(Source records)
::::::

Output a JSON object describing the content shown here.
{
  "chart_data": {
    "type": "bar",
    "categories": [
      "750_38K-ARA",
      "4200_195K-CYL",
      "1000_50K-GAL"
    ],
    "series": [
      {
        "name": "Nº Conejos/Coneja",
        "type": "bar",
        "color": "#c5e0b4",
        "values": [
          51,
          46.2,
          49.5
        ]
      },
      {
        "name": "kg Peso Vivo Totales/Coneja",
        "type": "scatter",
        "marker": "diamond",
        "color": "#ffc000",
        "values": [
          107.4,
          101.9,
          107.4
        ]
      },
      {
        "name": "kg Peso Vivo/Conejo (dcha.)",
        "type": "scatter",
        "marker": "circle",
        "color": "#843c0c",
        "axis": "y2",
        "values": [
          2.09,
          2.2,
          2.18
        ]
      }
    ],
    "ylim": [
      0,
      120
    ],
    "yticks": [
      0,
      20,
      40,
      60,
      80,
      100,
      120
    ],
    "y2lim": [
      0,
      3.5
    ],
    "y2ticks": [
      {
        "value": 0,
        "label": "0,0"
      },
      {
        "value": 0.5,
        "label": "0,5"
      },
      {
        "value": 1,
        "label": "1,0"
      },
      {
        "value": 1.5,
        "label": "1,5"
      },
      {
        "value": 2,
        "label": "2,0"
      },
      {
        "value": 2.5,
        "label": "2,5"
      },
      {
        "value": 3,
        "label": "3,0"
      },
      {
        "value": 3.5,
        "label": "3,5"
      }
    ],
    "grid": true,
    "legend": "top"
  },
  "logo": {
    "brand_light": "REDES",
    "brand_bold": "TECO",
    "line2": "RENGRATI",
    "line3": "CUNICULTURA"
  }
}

::::::

Restate each of the entries above verbatim.

Output a JSON object describing the content shown here.
{
  "chart_data": {
    "type": "bar",
    "categories": [
      "750_38K-ARA",
      "4200_195K-CYL",
      "1000_50K-GAL"
    ],
    "series": [
      {
        "name": "Nº Conejos/Coneja",
        "type": "bar",
        "color": "#c5e0b4",
        "values": [
          51,
          46.2,
          49.5
        ]
      },
      {
        "name": "kg Peso Vivo Totales/Coneja",
        "type": "scatter",
        "marker": "diamond",
        "color": "#ffc000",
        "values": [
          107.4,
          101.9,
          107.4
        ]
      },
      {
        "name": "kg Peso Vivo/Conejo (dcha.)",
        "type": "scatter",
        "marker": "circle",
        "color": "#843c0c",
        "axis": "y2",
        "values": [
          2.09,
          2.2,
          2.18
        ]
      }
    ],
    "ylim": [
      0,
      120
    ],
    "yticks": [
      0,
      20,
      40,
      60,
      80,
      100,
      120
    ],
    "y2lim": [
      0,
      3.5
    ],
    "y2ticks": [
      {
        "value": 0,
        "label": "0,0"
      },
      {
        "value": 0.5,
        "label": "0,5"
      },
      {
        "value": 1,
        "label": "1,0"
      },
      {
        "value": 1.5,
        "label": "1,5"
      },
      {
        "value": 2,
        "label": "2,0"
      },
      {
        "value": 2.5,
        "label": "2,5"
      },
      {
        "value": 3,
        "label": "3,0"
      },
      {
        "value": 3.5,
        "label": "3,5"
      }
    ],
    "grid": true,
    "legend": "top"
  },
  "logo": {
    "brand_light": "REDES",
    "brand_bold": "TECO",
    "line2": "RENGRATI",
    "line3": "CUNICULTURA"
  }
}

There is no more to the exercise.